▶ _Exercise goal_: Your task is to output all the records below, word for word.

▶ _Provided material_:

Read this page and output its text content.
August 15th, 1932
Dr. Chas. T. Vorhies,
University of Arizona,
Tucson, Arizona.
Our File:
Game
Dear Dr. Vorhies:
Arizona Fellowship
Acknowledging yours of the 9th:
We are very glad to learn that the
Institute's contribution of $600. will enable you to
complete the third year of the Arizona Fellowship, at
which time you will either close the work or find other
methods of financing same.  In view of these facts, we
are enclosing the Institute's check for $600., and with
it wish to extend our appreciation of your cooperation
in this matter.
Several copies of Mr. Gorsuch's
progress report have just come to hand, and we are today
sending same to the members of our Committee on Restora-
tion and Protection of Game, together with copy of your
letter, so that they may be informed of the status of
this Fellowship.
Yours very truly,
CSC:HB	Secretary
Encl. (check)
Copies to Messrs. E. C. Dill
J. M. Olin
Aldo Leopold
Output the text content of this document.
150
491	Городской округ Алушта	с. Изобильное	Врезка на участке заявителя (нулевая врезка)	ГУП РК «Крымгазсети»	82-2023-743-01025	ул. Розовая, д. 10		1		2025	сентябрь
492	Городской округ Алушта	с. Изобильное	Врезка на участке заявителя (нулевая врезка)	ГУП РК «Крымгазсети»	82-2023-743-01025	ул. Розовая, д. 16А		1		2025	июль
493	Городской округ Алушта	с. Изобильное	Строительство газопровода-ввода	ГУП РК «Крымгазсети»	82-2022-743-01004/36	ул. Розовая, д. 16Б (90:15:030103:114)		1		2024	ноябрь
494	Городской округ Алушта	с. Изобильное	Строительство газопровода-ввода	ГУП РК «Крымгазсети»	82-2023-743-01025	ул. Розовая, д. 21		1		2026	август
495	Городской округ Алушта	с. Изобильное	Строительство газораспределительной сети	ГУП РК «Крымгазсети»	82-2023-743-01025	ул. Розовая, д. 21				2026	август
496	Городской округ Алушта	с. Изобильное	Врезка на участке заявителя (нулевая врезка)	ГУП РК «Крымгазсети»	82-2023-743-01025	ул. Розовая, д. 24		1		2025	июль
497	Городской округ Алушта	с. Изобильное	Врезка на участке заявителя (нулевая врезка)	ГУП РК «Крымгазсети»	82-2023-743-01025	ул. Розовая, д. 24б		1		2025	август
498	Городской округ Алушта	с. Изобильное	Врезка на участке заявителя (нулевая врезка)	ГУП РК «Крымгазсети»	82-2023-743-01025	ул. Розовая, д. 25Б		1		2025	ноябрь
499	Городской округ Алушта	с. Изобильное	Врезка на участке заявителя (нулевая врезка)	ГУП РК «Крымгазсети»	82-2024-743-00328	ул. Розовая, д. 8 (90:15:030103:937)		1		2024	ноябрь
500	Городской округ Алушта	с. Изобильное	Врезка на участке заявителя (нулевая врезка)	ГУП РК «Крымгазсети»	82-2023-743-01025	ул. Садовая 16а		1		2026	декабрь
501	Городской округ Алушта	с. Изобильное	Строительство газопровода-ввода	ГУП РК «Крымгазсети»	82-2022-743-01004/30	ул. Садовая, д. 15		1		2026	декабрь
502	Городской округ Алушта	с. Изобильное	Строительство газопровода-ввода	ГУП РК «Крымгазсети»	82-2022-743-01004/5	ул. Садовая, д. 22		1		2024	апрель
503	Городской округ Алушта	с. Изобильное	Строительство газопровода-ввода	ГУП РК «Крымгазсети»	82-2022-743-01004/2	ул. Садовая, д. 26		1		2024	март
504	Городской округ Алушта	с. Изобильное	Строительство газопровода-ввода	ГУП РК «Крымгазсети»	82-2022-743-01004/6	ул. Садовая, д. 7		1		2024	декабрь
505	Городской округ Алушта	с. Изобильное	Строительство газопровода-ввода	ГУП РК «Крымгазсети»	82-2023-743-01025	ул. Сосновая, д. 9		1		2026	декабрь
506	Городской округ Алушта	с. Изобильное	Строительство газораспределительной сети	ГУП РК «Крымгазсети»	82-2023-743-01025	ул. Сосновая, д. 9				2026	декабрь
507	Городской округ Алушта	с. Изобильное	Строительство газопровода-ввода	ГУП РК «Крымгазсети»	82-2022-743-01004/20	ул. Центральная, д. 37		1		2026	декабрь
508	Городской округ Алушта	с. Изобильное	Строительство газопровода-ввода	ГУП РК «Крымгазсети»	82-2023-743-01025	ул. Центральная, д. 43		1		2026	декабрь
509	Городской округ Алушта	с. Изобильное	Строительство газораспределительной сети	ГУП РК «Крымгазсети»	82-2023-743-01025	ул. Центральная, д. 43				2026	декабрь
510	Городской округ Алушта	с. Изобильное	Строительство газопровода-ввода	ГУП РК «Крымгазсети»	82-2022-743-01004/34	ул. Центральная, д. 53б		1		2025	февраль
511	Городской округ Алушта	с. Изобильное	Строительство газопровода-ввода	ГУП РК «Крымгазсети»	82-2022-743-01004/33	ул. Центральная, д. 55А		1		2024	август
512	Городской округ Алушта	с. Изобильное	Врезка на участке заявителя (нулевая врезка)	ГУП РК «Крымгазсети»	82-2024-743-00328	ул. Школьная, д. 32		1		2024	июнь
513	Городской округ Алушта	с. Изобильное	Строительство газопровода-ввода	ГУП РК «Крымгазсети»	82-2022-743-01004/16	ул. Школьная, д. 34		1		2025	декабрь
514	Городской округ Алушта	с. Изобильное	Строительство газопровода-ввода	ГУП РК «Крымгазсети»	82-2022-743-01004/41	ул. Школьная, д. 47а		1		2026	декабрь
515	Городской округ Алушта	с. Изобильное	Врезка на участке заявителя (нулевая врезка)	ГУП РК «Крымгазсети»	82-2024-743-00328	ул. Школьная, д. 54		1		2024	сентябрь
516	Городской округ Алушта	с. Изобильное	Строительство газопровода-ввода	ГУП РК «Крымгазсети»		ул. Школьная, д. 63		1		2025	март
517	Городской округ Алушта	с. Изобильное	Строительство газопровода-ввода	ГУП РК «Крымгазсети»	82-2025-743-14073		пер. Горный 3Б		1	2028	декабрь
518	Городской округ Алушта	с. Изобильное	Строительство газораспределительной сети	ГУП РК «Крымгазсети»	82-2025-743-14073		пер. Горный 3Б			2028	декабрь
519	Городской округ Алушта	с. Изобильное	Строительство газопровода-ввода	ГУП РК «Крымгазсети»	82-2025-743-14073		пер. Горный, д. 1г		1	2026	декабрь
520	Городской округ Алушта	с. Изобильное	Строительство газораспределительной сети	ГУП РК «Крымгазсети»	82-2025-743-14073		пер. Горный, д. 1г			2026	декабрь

▶ _Output for this task_:
Read this page and output its text content.
August 15th, 1932
Dr. Chas. T. Vorhies,
University of Arizona,
Tucson, Arizona.
Our File:
Game
Dear Dr. Vorhies:
Arizona Fellowship
Acknowledging yours of the 9th:
We are very glad to learn that the
Institute's contribution of $600. will enable you to
complete the third year of the Arizona Fellowship, at
which time you will either close the work or find other
methods of financing same.  In view of these facts, we
are enclosing the Institute's check for $600., and with
it wish to extend our appreciation of your cooperation
in this matter.
Several copies of Mr. Gorsuch's
progress report have just come to hand, and we are today
sending same to the members of our Committee on Restora-
tion and Protection of Game, together with copy of your
letter, so that they may be informed of the status of
this Fellowship.
Yours very truly,
CSC:HB	Secretary
Encl. (check)
Copies to Messrs. E. C. Dill
J. M. Olin
Aldo Leopold
Output the text content of this document.
150
491	Городской округ Алушта	с. Изобильное	Врезка на участке заявителя (нулевая врезка)	ГУП РК «Крымгазсети»	82-2023-743-01025	ул. Розовая, д. 10		1		2025	сентябрь
492	Городской округ Алушта	с. Изобильное	Врезка на участке заявителя (нулевая врезка)	ГУП РК «Крымгазсети»	82-2023-743-01025	ул. Розовая, д. 16А		1		2025	июль
493	Городской округ Алушта	с. Изобильное	Строительство газопровода-ввода	ГУП РК «Крымгазсети»	82-2022-743-01004/36	ул. Розовая, д. 16Б (90:15:030103:114)		1		2024	ноябрь
494	Городской округ Алушта	с. Изобильное	Строительство газопровода-ввода	ГУП РК «Крымгазсети»	82-2023-743-01025	ул. Розовая, д. 21		1		2026	август
495	Городской округ Алушта	с. Изобильное	Строительство газораспределительной сети	ГУП РК «Крымгазсети»	82-2023-743-01025	ул. Розовая, д. 21				2026	август
496	Городской округ Алушта	с. Изобильное	Врезка на участке заявителя (нулевая врезка)	ГУП РК «Крымгазсети»	82-2023-743-01025	ул. Розовая, д. 24		1		2025	июль
497	Городской округ Алушта	с. Изобильное	Врезка на участке заявителя (нулевая врезка)	ГУП РК «Крымгазсети»	82-2023-743-01025	ул. Розовая, д. 24б		1		2025	август
498	Городской округ Алушта	с. Изобильное	Врезка на участке заявителя (нулевая врезка)	ГУП РК «Крымгазсети»	82-2023-743-01025	ул. Розовая, д. 25Б		1		2025	ноябрь
499	Городской округ Алушта	с. Изобильное	Врезка на участке заявителя (нулевая врезка)	ГУП РК «Крымгазсети»	82-2024-743-00328	ул. Розовая, д. 8 (90:15:030103:937)		1		2024	ноябрь
500	Городской округ Алушта	с. Изобильное	Врезка на участке заявителя (нулевая врезка)	ГУП РК «Крымгазсети»	82-2023-743-01025	ул. Садовая 16а		1		2026	декабрь
501	Городской округ Алушта	с. Изобильное	Строительство газопровода-ввода	ГУП РК «Крымгазсети»	82-2022-743-01004/30	ул. Садовая, д. 15		1		2026	декабрь
502	Городской округ Алушта	с. Изобильное	Строительство газопровода-ввода	ГУП РК «Крымгазсети»	82-2022-743-01004/5	ул. Садовая, д. 22		1		2024	апрель
503	Городской округ Алушта	с. Изобильное	Строительство газопровода-ввода	ГУП РК «Крымгазсети»	82-2022-743-01004/2	ул. Садовая, д. 26		1		2024	март
504	Городской округ Алушта	с. Изобильное	Строительство газопровода-ввода	ГУП РК «Крымгазсети»	82-2022-743-01004/6	ул. Садовая, д. 7		1		2024	декабрь
505	Городской округ Алушта	с. Изобильное	Строительство газопровода-ввода	ГУП РК «Крымгазсети»	82-2023-743-01025	ул. Сосновая, д. 9		1		2026	декабрь
506	Городской округ Алушта	с. Изобильное	Строительство газораспределительной сети	ГУП РК «Крымгазсети»	82-2023-743-01025	ул. Сосновая, д. 9				2026	декабрь
507	Городской округ Алушта	с. Изобильное	Строительство газопровода-ввода	ГУП РК «Крымгазсети»	82-2022-743-01004/20	ул. Центральная, д. 37		1		2026	декабрь
508	Городской округ Алушта	с. Изобильное	Строительство газопровода-ввода	ГУП РК «Крымгазсети»	82-2023-743-01025	ул. Центральная, д. 43		1		2026	декабрь
509	Городской округ Алушта	с. Изобильное	Строительство газораспределительной сети	ГУП РК «Крымгазсети»	82-2023-743-01025	ул. Центральная, д. 43				2026	декабрь
510	Городской округ Алушта	с. Изобильное	Строительство газопровода-ввода	ГУП РК «Крымгазсети»	82-2022-743-01004/34	ул. Центральная, д. 53б		1		2025	февраль
511	Городской округ Алушта	с. Изобильное	Строительство газопровода-ввода	ГУП РК «Крымгазсети»	82-2022-743-01004/33	ул. Центральная, д. 55А		1		2024	август
512	Городской округ Алушта	с. Изобильное	Врезка на участке заявителя (нулевая врезка)	ГУП РК «Крымгазсети»	82-2024-743-00328	ул. Школьная, д. 32		1		2024	июнь
513	Городской округ Алушта	с. Изобильное	Строительство газопровода-ввода	ГУП РК «Крымгазсети»	82-2022-743-01004/16	ул. Школьная, д. 34		1		2025	декабрь
514	Городской округ Алушта	с. Изобильное	Строительство газопровода-ввода	ГУП РК «Крымгазсети»	82-2022-743-01004/41	ул. Школьная, д. 47а		1		2026	декабрь
515	Городской округ Алушта	с. Изобильное	Врезка на участке заявителя (нулевая врезка)	ГУП РК «Крымгазсети»	82-2024-743-00328	ул. Школьная, д. 54		1		2024	сентябрь
516	Городской округ Алушта	с. Изобильное	Строительство газопровода-ввода	ГУП РК «Крымгазсети»		ул. Школьная, д. 63		1		2025	март
517	Городской округ Алушта	с. Изобильное	Строительство газопровода-ввода	ГУП РК «Крымгазсети»	82-2025-743-14073		пер. Горный 3Б		1	2028	декабрь
518	Городской округ Алушта	с. Изобильное	Строительство газораспределительной сети	ГУП РК «Крымгазсети»	82-2025-743-14073		пер. Горный 3Б			2028	декабрь
519	Городской округ Алушта	с. Изобильное	Строительство газопровода-ввода	ГУП РК «Крымгазсети»	82-2025-743-14073		пер. Горный, д. 1г		1	2026	декабрь
520	Городской округ Алушта	с. Изобильное	Строительство газораспределительной сети	ГУП РК «Крымгазсети»	82-2025-743-14073		пер. Горный, д. 1г			2026	декабрь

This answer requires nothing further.